:: EXERCISE INPUTS

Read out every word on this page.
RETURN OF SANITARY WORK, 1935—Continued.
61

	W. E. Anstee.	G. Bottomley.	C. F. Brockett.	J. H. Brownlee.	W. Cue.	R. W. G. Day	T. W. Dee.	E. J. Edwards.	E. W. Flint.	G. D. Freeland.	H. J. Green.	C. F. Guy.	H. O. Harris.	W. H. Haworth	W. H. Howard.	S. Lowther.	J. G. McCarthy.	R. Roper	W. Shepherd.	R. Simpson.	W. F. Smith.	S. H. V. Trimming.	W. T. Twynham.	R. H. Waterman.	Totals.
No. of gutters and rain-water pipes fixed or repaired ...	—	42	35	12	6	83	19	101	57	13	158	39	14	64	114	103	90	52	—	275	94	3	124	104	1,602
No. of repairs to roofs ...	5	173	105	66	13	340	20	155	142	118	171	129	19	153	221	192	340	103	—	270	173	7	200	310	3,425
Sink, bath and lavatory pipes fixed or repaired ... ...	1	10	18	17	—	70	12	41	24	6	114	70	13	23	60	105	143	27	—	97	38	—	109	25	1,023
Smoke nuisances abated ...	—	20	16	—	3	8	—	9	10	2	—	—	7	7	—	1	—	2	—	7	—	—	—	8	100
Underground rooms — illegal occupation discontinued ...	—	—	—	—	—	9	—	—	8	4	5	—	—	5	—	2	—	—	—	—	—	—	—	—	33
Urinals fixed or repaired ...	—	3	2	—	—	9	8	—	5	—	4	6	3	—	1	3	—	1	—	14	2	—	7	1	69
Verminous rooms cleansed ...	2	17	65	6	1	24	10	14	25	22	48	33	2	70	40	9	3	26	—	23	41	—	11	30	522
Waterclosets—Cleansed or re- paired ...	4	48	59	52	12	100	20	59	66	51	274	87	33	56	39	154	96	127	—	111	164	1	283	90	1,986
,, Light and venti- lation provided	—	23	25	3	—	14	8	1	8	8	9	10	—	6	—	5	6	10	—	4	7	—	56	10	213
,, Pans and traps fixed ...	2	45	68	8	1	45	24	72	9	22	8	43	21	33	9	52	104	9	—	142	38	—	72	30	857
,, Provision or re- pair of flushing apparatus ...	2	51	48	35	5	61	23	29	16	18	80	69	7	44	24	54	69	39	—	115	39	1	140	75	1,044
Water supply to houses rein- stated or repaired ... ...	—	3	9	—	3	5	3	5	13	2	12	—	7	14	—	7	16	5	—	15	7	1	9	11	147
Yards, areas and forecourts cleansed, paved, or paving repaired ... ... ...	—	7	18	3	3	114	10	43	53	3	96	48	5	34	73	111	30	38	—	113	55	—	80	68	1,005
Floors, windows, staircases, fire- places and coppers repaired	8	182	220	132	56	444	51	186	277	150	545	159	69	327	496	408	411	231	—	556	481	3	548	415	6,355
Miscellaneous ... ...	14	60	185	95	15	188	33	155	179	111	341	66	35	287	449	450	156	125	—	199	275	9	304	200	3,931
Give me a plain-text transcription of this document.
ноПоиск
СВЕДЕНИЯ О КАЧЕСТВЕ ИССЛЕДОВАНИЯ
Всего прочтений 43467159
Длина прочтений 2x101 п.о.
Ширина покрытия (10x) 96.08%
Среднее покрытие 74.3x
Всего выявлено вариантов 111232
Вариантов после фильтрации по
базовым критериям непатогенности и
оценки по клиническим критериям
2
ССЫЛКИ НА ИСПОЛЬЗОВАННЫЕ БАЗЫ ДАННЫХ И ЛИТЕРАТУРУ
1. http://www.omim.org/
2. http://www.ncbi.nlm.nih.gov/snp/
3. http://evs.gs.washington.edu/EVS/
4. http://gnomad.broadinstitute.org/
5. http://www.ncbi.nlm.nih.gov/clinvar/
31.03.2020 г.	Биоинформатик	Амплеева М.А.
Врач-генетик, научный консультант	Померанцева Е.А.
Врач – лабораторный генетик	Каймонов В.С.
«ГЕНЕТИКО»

::::

YOUR GOAL — Return every record, word for word.

THE REPLY —
Read out every word on this page.
RETURN OF SANITARY WORK, 1935—Continued.
61

	W. E. Anstee.	G. Bottomley.	C. F. Brockett.	J. H. Brownlee.	W. Cue.	R. W. G. Day	T. W. Dee.	E. J. Edwards.	E. W. Flint.	G. D. Freeland.	H. J. Green.	C. F. Guy.	H. O. Harris.	W. H. Haworth	W. H. Howard.	S. Lowther.	J. G. McCarthy.	R. Roper	W. Shepherd.	R. Simpson.	W. F. Smith.	S. H. V. Trimming.	W. T. Twynham.	R. H. Waterman.	Totals.
No. of gutters and rain-water pipes fixed or repaired ...	—	42	35	12	6	83	19	101	57	13	158	39	14	64	114	103	90	52	—	275	94	3	124	104	1,602
No. of repairs to roofs ...	5	173	105	66	13	340	20	155	142	118	171	129	19	153	221	192	340	103	—	270	173	7	200	310	3,425
Sink, bath and lavatory pipes fixed or repaired ... ...	1	10	18	17	—	70	12	41	24	6	114	70	13	23	60	105	143	27	—	97	38	—	109	25	1,023
Smoke nuisances abated ...	—	20	16	—	3	8	—	9	10	2	—	—	7	7	—	1	—	2	—	7	—	—	—	8	100
Underground rooms — illegal occupation discontinued ...	—	—	—	—	—	9	—	—	8	4	5	—	—	5	—	2	—	—	—	—	—	—	—	—	33
Urinals fixed or repaired ...	—	3	2	—	—	9	8	—	5	—	4	6	3	—	1	3	—	1	—	14	2	—	7	1	69
Verminous rooms cleansed ...	2	17	65	6	1	24	10	14	25	22	48	33	2	70	40	9	3	26	—	23	41	—	11	30	522
Waterclosets—Cleansed or re- paired ...	4	48	59	52	12	100	20	59	66	51	274	87	33	56	39	154	96	127	—	111	164	1	283	90	1,986
,, Light and venti- lation provided	—	23	25	3	—	14	8	1	8	8	9	10	—	6	—	5	6	10	—	4	7	—	56	10	213
,, Pans and traps fixed ...	2	45	68	8	1	45	24	72	9	22	8	43	21	33	9	52	104	9	—	142	38	—	72	30	857
,, Provision or re- pair of flushing apparatus ...	2	51	48	35	5	61	23	29	16	18	80	69	7	44	24	54	69	39	—	115	39	1	140	75	1,044
Water supply to houses rein- stated or repaired ... ...	—	3	9	—	3	5	3	5	13	2	12	—	7	14	—	7	16	5	—	15	7	1	9	11	147
Yards, areas and forecourts cleansed, paved, or paving repaired ... ... ...	—	7	18	3	3	114	10	43	53	3	96	48	5	34	73	111	30	38	—	113	55	—	80	68	1,005
Floors, windows, staircases, fire- places and coppers repaired	8	182	220	132	56	444	51	186	277	150	545	159	69	327	496	408	411	231	—	556	481	3	548	415	6,355
Miscellaneous ... ...	14	60	185	95	15	188	33	155	179	111	341	66	35	287	449	450	156	125	—	199	275	9	304	200	3,931
Give me a plain-text transcription of this document.
ноПоиск
СВЕДЕНИЯ О КАЧЕСТВЕ ИССЛЕДОВАНИЯ
Всего прочтений 43467159
Длина прочтений 2x101 п.о.
Ширина покрытия (10x) 96.08%
Среднее покрытие 74.3x
Всего выявлено вариантов 111232
Вариантов после фильтрации по
базовым критериям непатогенности и
оценки по клиническим критериям
2
ССЫЛКИ НА ИСПОЛЬЗОВАННЫЕ БАЗЫ ДАННЫХ И ЛИТЕРАТУРУ
1. http://www.omim.org/
2. http://www.ncbi.nlm.nih.gov/snp/
3. http://evs.gs.washington.edu/EVS/
4. http://gnomad.broadinstitute.org/
5. http://www.ncbi.nlm.nih.gov/clinvar/
31.03.2020 г.	Биоинформатик	Амплеева М.А.
Врач-генетик, научный консультант	Померанцева Е.А.
Врач – лабораторный генетик	Каймонов В.С.
«ГЕНЕТИКО»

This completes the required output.